* begin DATA PROVIDED *

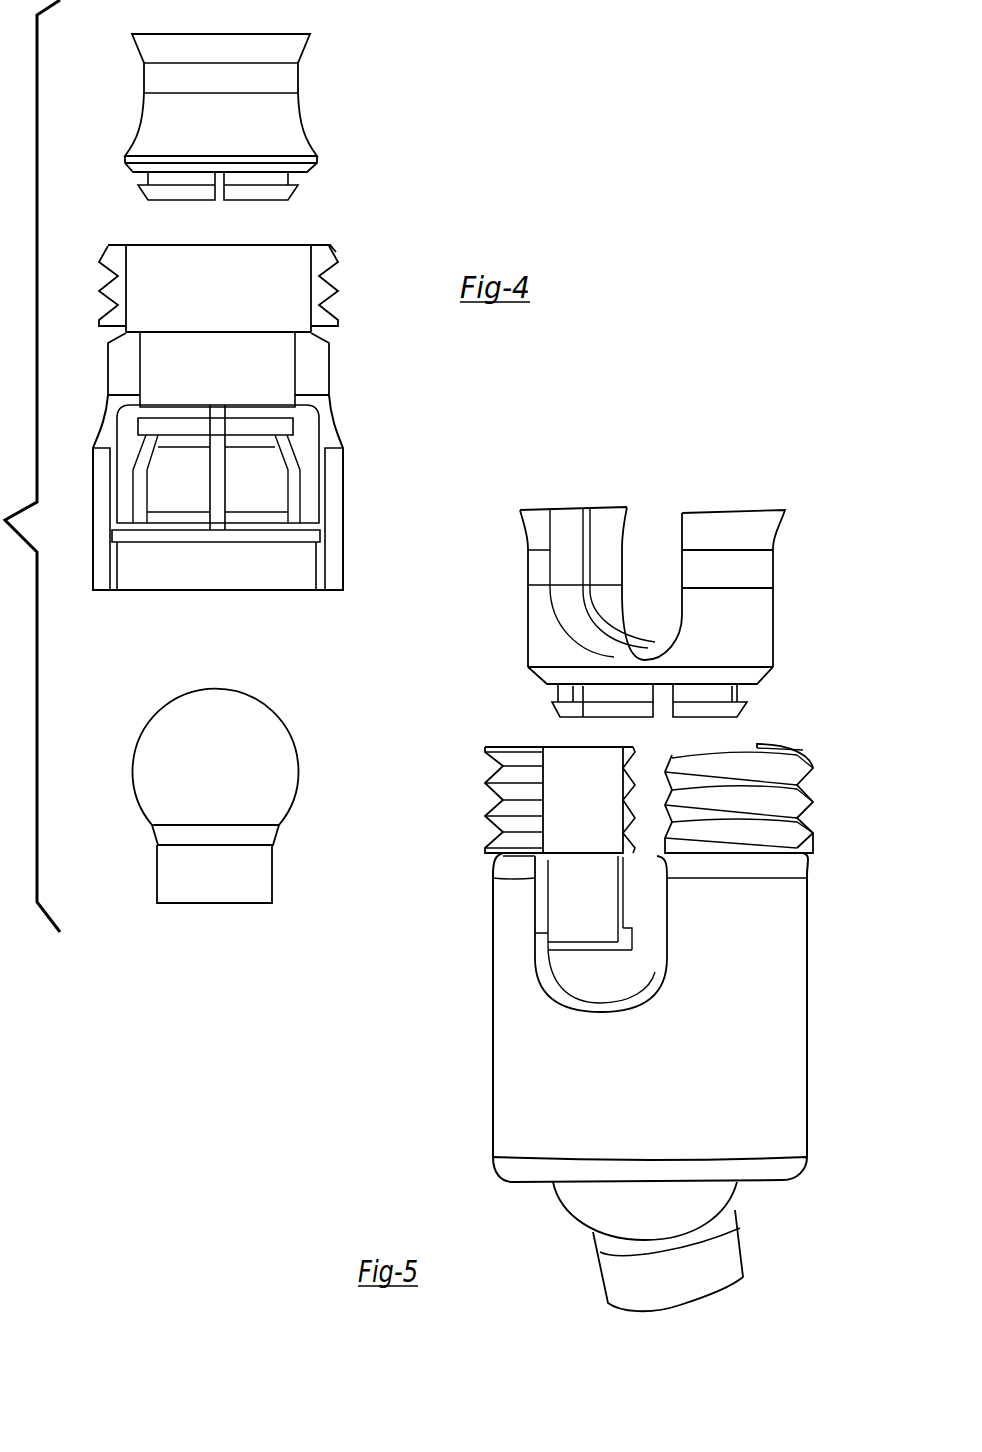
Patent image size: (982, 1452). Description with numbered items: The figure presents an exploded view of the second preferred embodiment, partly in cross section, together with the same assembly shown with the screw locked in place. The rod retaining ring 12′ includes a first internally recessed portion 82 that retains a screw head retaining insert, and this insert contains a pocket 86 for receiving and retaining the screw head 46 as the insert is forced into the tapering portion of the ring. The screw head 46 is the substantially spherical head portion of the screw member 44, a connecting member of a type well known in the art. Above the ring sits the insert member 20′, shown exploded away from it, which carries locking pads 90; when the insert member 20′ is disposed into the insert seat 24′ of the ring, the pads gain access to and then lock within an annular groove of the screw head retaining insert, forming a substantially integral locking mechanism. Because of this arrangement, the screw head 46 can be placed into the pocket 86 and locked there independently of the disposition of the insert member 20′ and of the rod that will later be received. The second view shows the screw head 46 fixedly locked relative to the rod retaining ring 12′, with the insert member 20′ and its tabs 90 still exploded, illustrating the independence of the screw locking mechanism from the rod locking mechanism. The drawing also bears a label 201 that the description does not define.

In FIG. 4, the cap / locking member 201 is at (312, 138).
In FIG. 4, the locking pads 90 is at (140, 190).
In FIG. 5, the locking pads 90 is at (707, 712).
In FIG. 4, the insert seat 24′ is at (140, 365).
In FIG. 4, the first internally recessed portion 82 is at (113, 492).
In FIG. 4, the pocket 86 is at (200, 488).
In FIG. 4, the screw head 46 is at (253, 713).
In FIG. 5, the screw head 46 is at (688, 1203).
In FIG. 4, the screw member 44 is at (272, 878).
In FIG. 5, the insert member 20′ is at (773, 645).
In FIG. 5, the rod retaining ring 12′ is at (763, 1008).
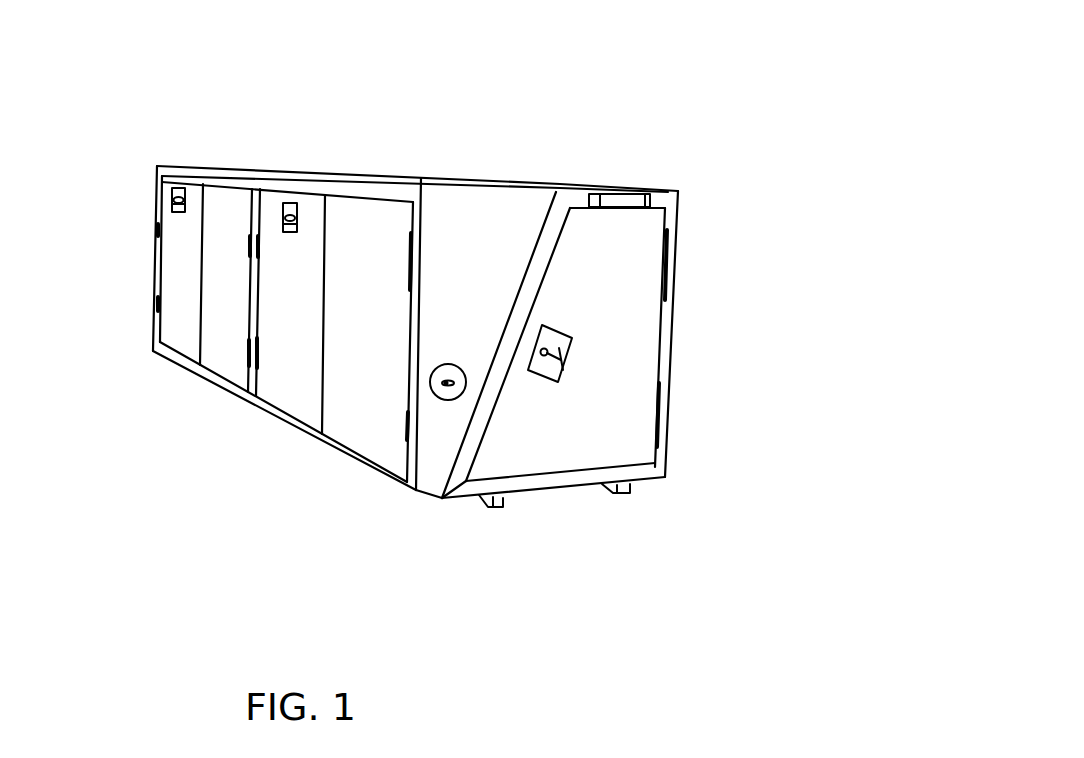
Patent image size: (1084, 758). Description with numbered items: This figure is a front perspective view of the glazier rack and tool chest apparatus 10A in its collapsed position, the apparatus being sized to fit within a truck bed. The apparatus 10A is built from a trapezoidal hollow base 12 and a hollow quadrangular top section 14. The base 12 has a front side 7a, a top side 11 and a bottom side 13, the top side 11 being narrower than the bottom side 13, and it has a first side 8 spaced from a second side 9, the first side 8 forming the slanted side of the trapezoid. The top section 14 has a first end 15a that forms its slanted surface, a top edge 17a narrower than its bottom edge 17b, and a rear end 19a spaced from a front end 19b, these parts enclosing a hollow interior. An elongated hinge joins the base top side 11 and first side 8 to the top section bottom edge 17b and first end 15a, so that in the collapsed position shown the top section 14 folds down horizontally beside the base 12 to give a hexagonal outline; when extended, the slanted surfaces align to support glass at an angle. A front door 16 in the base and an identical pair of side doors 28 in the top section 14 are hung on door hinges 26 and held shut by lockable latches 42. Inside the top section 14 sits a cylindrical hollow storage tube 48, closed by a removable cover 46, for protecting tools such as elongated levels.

The glazier rack and tool chest apparatus 10A is at (290, 523).
The front side 7a is at (656, 242).
The first side 8 is at (543, 235).
The second side 9 is at (663, 474).
The top side 11 is at (679, 192).
The trapezoidal hollow base 12 is at (698, 216).
The bottom side 13 is at (517, 494).
The top section 14 is at (564, 166).
The first end 15a is at (485, 355).
The front door 16 is at (655, 276).
The top edge 17a is at (417, 490).
The bottom edge 17b is at (428, 182).
The rear end 19a is at (157, 180).
The front end 19b is at (502, 203).
The door hinges 26 is at (250, 222).
The side doors 28 is at (340, 418).
The latches 42 is at (178, 187).
The removable cover 46 is at (478, 422).
The storage tube 48 is at (465, 392).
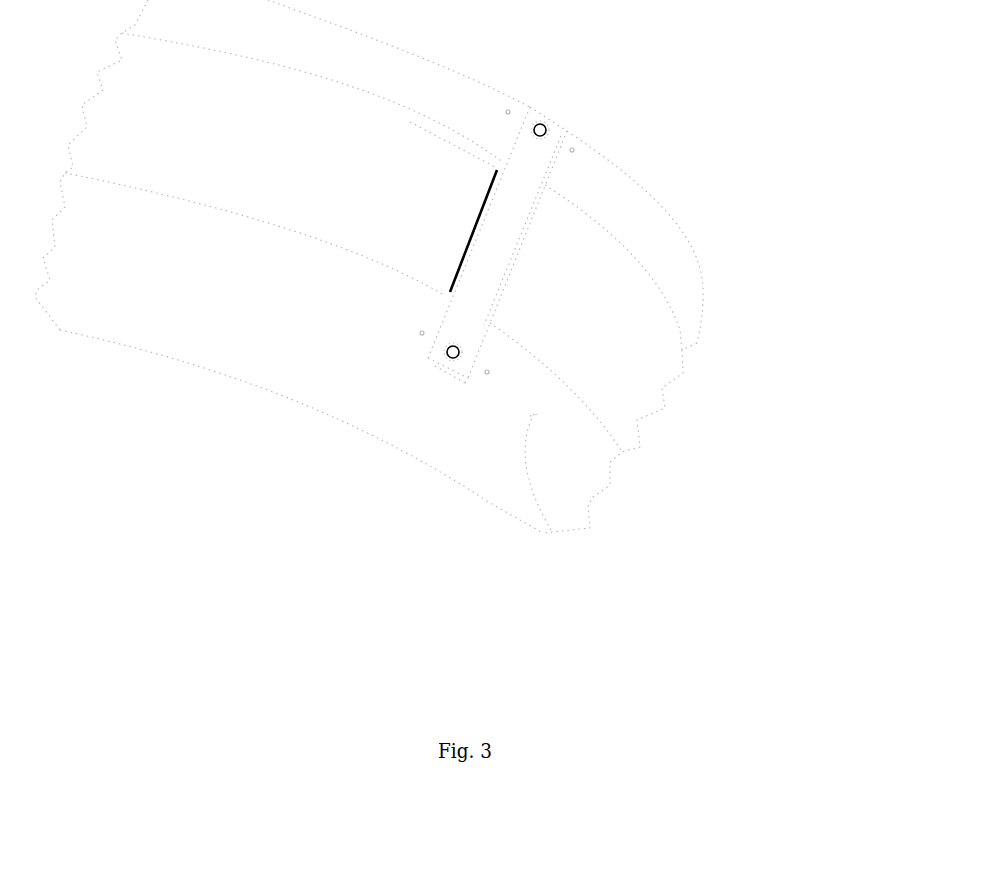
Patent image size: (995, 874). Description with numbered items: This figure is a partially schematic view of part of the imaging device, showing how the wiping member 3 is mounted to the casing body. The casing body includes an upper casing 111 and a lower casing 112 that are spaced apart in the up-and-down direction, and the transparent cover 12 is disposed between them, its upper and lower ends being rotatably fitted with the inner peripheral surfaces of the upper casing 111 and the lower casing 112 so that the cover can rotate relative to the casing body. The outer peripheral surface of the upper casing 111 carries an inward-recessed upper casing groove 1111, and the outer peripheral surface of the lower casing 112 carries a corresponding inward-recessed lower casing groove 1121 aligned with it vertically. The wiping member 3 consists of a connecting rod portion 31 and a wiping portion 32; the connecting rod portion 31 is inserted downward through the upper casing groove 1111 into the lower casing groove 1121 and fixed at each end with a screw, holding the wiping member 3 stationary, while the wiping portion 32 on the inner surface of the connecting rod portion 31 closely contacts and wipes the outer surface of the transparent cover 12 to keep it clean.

The upper casing 111 is at (688, 287).
The upper casing groove 1111 is at (558, 163).
The lower casing 112 is at (550, 533).
The lower casing groove 1121 is at (427, 340).
The transparent cover 12 is at (620, 370).
The wiping member 3 is at (422, 349).
The connecting rod portion 31 is at (497, 323).
The wiping portion 32 is at (440, 367).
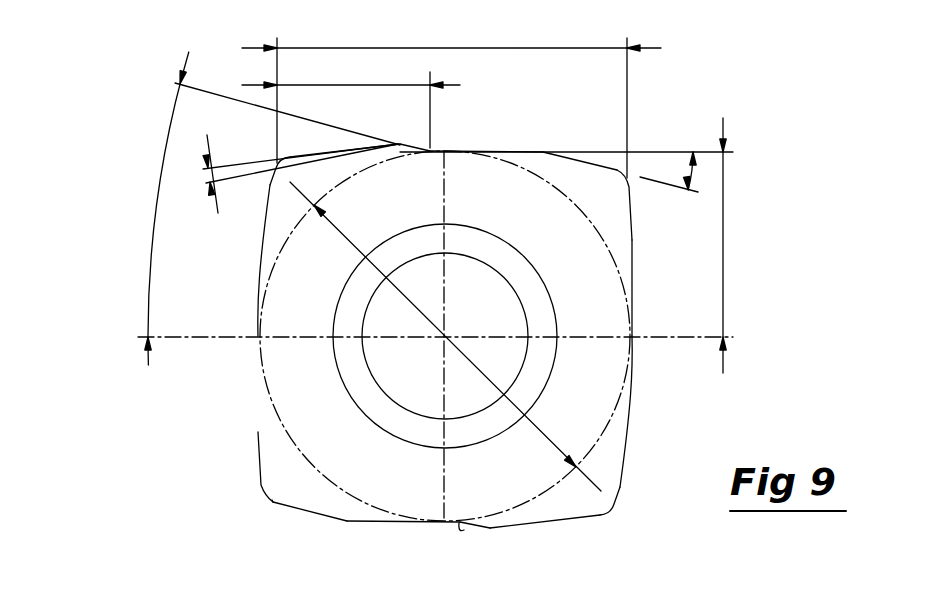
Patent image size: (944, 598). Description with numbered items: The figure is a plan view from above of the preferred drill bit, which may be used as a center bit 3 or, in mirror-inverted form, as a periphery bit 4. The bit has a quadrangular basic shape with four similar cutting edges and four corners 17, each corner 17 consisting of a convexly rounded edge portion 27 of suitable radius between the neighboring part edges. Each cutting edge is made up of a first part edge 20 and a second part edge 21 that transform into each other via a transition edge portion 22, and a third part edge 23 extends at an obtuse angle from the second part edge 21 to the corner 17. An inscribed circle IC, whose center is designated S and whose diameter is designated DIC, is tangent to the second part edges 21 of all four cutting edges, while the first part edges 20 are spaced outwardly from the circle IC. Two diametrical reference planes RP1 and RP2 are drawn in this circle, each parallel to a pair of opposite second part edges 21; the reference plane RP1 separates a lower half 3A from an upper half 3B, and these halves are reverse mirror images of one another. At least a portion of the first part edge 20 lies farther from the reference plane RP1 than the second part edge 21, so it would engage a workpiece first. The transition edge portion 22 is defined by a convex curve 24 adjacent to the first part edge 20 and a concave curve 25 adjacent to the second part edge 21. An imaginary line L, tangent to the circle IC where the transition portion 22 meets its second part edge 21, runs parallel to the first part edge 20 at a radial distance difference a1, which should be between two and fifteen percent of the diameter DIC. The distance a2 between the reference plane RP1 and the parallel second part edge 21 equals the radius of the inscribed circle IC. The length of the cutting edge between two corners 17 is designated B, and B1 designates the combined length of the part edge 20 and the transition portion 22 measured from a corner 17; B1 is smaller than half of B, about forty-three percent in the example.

The center bit 3 is at (388, 336).
The periphery bit 4 is at (272, 431).
The lower half 3A is at (642, 437).
The upper half 3B is at (650, 245).
The corner 17 is at (279, 167).
The first part edge 20 is at (322, 153).
The second part edge 21 is at (498, 151).
The transition edge portion 22 is at (403, 145).
The third part edge 23 is at (590, 161).
The convex curve 24 is at (513, 532).
The concave curve 25 is at (459, 523).
The convexly rounded edge portion 27 is at (273, 497).
The inscribed circle IC is at (277, 260).
The diameter of the inscribed circle DIC is at (548, 436).
The center of the inscribed circle S is at (447, 335).
The reference plane RP1 is at (590, 338).
The reference plane RP2 is at (446, 194).
The length of the cutting edge B is at (451, 101).
The total length of the part edge and transition portion B1 is at (351, 103).
The radial distance difference a1 is at (300, 174).
The distance between reference plane and second part edge a2 is at (579, 245).
The imaginary line L is at (248, 177).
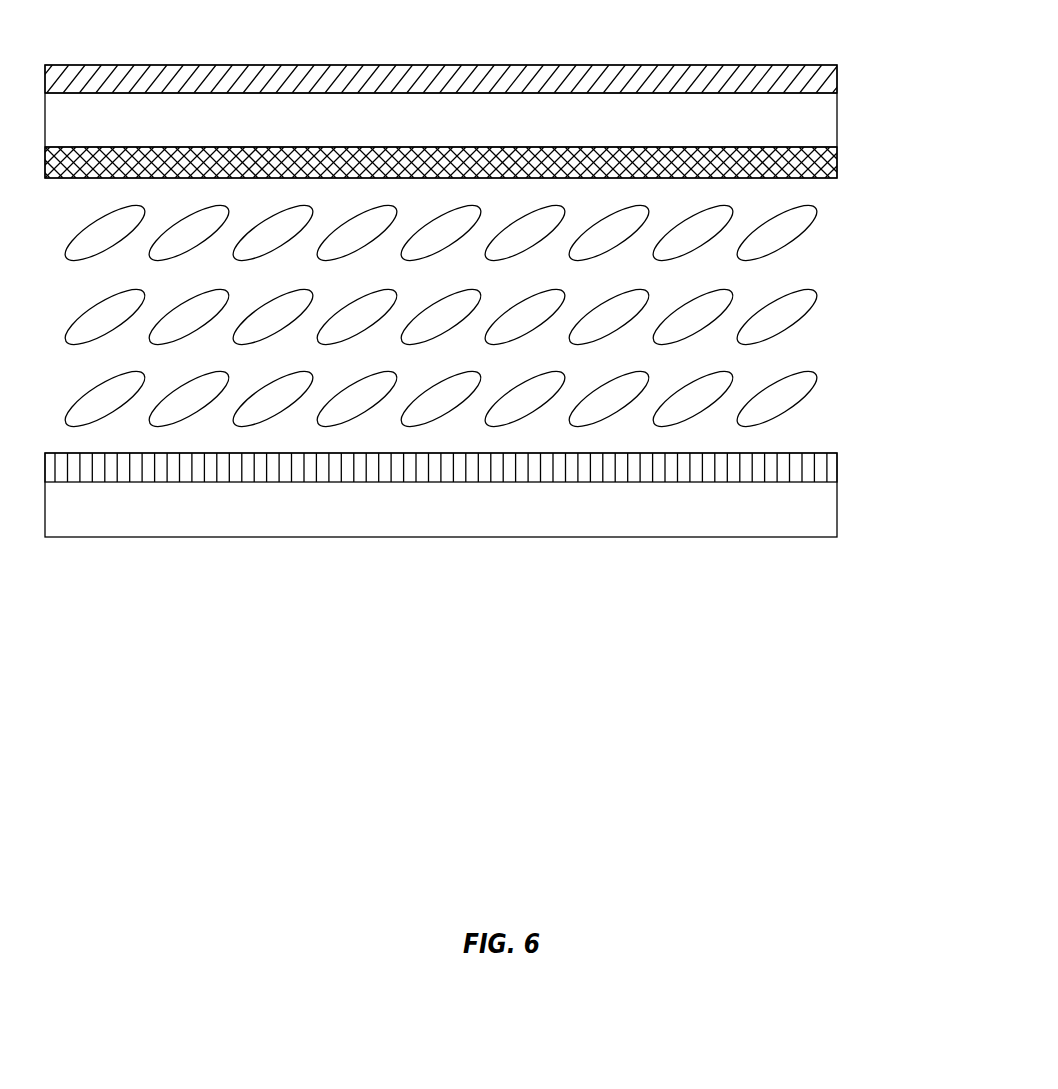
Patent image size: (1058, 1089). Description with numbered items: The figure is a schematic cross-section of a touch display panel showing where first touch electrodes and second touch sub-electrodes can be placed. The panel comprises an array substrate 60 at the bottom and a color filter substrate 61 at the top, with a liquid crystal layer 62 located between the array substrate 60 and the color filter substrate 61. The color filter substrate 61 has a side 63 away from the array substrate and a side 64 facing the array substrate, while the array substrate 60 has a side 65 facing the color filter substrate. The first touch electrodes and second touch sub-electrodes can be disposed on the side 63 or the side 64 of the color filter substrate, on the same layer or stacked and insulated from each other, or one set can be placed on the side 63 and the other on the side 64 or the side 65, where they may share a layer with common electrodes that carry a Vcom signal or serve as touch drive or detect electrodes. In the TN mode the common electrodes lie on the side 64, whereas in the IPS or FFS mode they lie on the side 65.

The array substrate 60 is at (838, 503).
The color filter substrate 61 is at (838, 105).
The liquid crystal layer 62 is at (822, 343).
The side of the color filter substrate away from the array substrate 63 is at (553, 65).
The side of the color filter substrate facing the array substrate 64 is at (820, 178).
The side of the array substrate facing the color filter substrate 65 is at (808, 452).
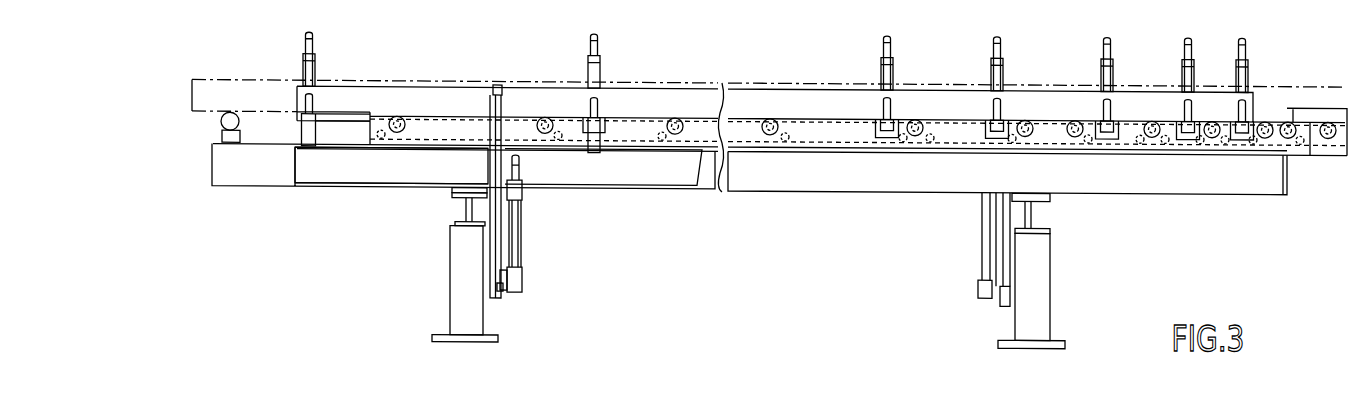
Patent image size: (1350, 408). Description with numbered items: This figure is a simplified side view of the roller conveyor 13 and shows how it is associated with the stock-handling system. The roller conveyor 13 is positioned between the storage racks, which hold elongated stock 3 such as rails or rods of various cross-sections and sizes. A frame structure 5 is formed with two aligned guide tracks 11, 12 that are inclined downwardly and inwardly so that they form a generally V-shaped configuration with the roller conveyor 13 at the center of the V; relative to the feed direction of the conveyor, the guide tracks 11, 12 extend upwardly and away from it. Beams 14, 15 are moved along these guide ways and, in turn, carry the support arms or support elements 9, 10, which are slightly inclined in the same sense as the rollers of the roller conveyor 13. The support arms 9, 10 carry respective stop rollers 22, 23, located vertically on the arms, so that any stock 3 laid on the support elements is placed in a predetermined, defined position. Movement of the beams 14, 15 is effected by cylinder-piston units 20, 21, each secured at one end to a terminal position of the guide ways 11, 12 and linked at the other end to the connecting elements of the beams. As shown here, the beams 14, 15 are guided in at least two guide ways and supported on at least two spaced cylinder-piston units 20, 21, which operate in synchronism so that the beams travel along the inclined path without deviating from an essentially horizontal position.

The elongated stock 3 is at (268, 92).
The frame structure 5 is at (470, 320).
The support arm 9 is at (1000, 112).
The support arm 10 is at (591, 56).
The guide track 11 is at (493, 210).
The guide track 12 is at (1005, 278).
The roller conveyor 13 is at (403, 118).
The beam 14 is at (397, 167).
The beam 15 is at (788, 100).
The cylinder-piston unit 20 is at (520, 232).
The cylinder-piston unit 21 is at (982, 248).
The stop roller 22 is at (890, 112).
The stop roller 23 is at (602, 42).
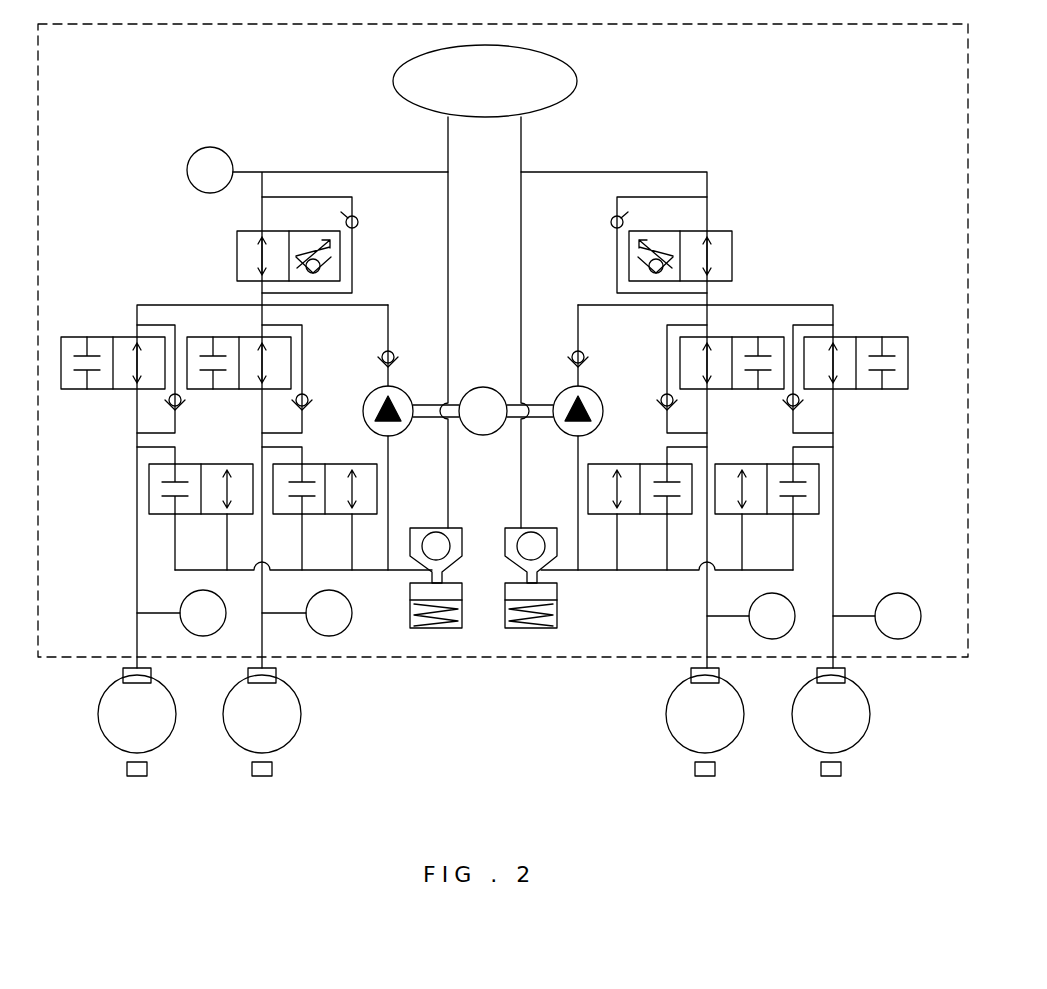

* end DATA PROVIDED *

### [INSTRUCTIONS FOR THE TASK]
Please rewrite the lines from the one containing "Patent image size: (1058, 1089)." through the one containing "The liquid crystal layer 62 is at (822, 343).", inclusive, changing "touch display panel" to "touch screen panel" and leaving everything else the same.

### [SOLUTION FOR THIS TASK]
Patent image size: (1058, 1089). Description with numbered items: The figure is a schematic cross-section of a touch screen panel showing where first touch electrodes and second touch sub-electrodes can be placed. The panel comprises an array substrate 60 at the bottom and a color filter substrate 61 at the top, with a liquid crystal layer 62 located between the array substrate 60 and the color filter substrate 61. The color filter substrate 61 has a side 63 away from the array substrate and a side 64 facing the array substrate, while the array substrate 60 has a side 65 facing the color filter substrate. The first touch electrodes and second touch sub-electrodes can be disposed on the side 63 or the side 64 of the color filter substrate, on the same layer or stacked and insulated from each other, or one set can be placed on the side 63 and the other on the side 64 or the side 65, where they may share a layer with common electrodes that carry a Vcom signal or serve as touch drive or detect electrodes. In the TN mode the common electrodes lie on the side 64, whereas in the IPS or FFS mode they lie on the side 65.

The array substrate 60 is at (838, 503).
The color filter substrate 61 is at (838, 105).
The liquid crystal layer 62 is at (822, 343).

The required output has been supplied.